DATA PROVIDED:
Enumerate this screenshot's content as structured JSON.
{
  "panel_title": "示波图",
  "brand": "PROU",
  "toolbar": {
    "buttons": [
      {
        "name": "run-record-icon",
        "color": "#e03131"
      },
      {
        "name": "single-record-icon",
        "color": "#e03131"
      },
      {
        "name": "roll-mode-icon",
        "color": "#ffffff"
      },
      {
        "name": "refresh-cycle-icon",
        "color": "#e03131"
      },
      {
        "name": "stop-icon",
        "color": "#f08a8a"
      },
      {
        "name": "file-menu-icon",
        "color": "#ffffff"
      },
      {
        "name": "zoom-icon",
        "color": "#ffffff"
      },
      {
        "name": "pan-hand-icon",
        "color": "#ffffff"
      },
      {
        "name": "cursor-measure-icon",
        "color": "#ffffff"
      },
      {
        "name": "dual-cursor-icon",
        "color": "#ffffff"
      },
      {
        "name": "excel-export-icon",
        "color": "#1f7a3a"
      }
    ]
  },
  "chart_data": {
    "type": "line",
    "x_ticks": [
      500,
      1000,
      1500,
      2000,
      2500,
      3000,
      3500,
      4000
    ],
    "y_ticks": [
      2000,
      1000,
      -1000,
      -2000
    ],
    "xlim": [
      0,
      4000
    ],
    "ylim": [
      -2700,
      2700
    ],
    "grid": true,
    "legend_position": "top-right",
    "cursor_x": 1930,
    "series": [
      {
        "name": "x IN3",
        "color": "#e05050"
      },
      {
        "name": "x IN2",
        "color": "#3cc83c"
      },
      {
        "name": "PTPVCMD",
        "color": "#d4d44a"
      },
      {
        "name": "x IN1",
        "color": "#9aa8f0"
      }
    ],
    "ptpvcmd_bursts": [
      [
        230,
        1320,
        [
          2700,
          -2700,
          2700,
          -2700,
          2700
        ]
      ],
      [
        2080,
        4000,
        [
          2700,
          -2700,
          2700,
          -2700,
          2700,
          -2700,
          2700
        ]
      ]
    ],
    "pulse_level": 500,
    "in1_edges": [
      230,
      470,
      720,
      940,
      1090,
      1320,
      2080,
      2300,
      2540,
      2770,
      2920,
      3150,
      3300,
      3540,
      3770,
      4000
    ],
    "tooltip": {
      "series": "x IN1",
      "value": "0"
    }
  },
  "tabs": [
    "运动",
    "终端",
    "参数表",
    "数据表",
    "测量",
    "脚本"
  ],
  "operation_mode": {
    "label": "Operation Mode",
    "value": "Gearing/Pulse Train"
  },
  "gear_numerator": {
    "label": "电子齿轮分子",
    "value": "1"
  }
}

TASK: Lines containing the string "record" are to be selected and copied.

THE ANSWER:
        "name": "run-record-icon",
        "name": "single-record-icon",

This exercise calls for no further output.